Check each line of the records below and collect those that include the word "Bulk".

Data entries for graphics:
————————
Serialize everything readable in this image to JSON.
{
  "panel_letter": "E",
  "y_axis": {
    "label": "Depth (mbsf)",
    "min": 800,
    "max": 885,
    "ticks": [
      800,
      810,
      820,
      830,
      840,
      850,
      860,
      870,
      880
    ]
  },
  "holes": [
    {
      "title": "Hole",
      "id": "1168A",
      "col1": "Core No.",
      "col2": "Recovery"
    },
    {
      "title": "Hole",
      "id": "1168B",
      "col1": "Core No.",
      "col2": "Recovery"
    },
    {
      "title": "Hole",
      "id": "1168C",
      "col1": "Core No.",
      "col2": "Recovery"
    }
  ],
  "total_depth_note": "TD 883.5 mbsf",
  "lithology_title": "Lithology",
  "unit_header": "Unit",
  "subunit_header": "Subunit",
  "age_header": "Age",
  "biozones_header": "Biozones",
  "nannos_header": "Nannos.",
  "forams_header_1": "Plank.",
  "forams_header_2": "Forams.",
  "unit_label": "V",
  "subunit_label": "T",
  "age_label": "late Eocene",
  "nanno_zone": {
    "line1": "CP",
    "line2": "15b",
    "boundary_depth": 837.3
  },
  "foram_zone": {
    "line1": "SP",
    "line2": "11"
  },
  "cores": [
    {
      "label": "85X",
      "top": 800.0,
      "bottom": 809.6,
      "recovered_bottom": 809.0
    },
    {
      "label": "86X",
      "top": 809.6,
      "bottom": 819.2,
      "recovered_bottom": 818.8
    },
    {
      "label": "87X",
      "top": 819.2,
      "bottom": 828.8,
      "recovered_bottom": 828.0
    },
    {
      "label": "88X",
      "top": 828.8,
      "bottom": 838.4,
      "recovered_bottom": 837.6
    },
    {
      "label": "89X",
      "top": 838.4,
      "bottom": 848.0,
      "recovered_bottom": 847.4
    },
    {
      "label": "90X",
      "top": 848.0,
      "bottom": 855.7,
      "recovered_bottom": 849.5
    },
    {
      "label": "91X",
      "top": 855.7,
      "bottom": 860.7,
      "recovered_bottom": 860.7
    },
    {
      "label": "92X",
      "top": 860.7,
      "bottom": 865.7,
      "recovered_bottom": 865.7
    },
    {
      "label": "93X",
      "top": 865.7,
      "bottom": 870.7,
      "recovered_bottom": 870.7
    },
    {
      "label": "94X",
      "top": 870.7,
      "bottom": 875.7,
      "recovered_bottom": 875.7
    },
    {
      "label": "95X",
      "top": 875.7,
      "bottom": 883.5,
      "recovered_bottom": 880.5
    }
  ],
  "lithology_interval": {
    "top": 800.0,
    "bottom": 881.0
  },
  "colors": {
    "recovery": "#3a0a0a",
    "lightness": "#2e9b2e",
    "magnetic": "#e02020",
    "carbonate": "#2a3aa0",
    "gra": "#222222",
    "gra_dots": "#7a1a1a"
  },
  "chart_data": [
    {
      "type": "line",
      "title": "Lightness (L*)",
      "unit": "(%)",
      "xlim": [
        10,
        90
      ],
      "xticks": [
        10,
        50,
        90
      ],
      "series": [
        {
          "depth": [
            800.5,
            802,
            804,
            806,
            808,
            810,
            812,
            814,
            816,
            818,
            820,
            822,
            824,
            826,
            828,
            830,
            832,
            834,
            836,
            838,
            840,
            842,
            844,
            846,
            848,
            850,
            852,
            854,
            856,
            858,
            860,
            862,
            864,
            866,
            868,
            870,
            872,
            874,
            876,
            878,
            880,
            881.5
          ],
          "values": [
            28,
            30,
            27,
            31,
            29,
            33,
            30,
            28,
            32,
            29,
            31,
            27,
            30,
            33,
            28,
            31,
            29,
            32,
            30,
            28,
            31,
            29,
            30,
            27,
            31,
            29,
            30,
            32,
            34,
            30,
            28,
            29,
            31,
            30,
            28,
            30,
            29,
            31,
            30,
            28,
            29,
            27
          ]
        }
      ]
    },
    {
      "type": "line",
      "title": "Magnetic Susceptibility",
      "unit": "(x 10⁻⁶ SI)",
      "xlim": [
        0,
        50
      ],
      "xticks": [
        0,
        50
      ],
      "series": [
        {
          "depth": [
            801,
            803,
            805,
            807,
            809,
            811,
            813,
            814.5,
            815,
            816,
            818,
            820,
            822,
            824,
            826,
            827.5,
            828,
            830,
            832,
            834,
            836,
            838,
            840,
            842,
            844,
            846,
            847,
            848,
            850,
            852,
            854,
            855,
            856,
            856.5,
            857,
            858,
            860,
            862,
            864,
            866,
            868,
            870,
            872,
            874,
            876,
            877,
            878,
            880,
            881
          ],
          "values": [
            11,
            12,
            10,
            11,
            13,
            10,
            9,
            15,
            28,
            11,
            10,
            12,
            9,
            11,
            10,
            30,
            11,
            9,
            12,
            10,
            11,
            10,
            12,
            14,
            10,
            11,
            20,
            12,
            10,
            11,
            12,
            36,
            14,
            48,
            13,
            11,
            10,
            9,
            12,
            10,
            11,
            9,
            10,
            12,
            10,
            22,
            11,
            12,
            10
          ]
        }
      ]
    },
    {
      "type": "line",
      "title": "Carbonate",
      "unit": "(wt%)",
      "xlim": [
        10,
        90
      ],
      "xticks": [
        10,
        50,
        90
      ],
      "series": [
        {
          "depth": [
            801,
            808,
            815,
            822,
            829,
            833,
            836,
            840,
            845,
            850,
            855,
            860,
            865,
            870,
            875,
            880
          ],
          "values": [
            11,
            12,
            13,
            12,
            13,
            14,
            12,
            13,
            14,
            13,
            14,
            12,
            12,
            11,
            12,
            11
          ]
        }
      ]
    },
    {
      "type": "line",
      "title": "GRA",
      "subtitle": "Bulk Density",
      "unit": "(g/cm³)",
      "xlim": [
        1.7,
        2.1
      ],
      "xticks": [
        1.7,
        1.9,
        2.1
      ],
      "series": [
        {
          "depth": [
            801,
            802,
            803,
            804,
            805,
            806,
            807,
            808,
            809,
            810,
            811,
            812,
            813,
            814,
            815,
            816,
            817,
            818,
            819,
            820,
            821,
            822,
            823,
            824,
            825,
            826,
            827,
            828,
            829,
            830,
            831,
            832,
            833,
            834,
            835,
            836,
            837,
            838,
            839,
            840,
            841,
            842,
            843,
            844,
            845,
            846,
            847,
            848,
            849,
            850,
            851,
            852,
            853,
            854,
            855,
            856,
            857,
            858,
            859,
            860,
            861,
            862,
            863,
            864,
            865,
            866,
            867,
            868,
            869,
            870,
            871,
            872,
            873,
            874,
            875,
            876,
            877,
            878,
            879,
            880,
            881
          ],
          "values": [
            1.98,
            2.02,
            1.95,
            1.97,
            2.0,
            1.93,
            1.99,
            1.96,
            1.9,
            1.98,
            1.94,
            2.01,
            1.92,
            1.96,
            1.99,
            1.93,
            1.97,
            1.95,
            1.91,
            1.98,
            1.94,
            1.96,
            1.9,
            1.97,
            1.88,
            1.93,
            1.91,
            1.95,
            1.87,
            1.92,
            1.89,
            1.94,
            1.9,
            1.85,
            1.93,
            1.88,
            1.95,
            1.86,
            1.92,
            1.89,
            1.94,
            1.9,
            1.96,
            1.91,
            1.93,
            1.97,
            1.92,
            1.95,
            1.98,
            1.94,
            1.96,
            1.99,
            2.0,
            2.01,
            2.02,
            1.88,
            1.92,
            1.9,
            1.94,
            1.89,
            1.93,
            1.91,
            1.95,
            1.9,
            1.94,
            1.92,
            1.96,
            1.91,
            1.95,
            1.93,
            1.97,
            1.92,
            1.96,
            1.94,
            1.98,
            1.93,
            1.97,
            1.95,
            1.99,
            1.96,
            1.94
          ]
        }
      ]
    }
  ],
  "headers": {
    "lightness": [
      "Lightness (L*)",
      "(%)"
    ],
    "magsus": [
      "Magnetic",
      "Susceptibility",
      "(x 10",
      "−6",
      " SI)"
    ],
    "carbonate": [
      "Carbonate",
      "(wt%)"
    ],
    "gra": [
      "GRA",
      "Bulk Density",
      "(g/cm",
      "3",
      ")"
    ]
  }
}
————————
Problem solution:
      "subtitle": "Bulk Density",
      "Bulk Density",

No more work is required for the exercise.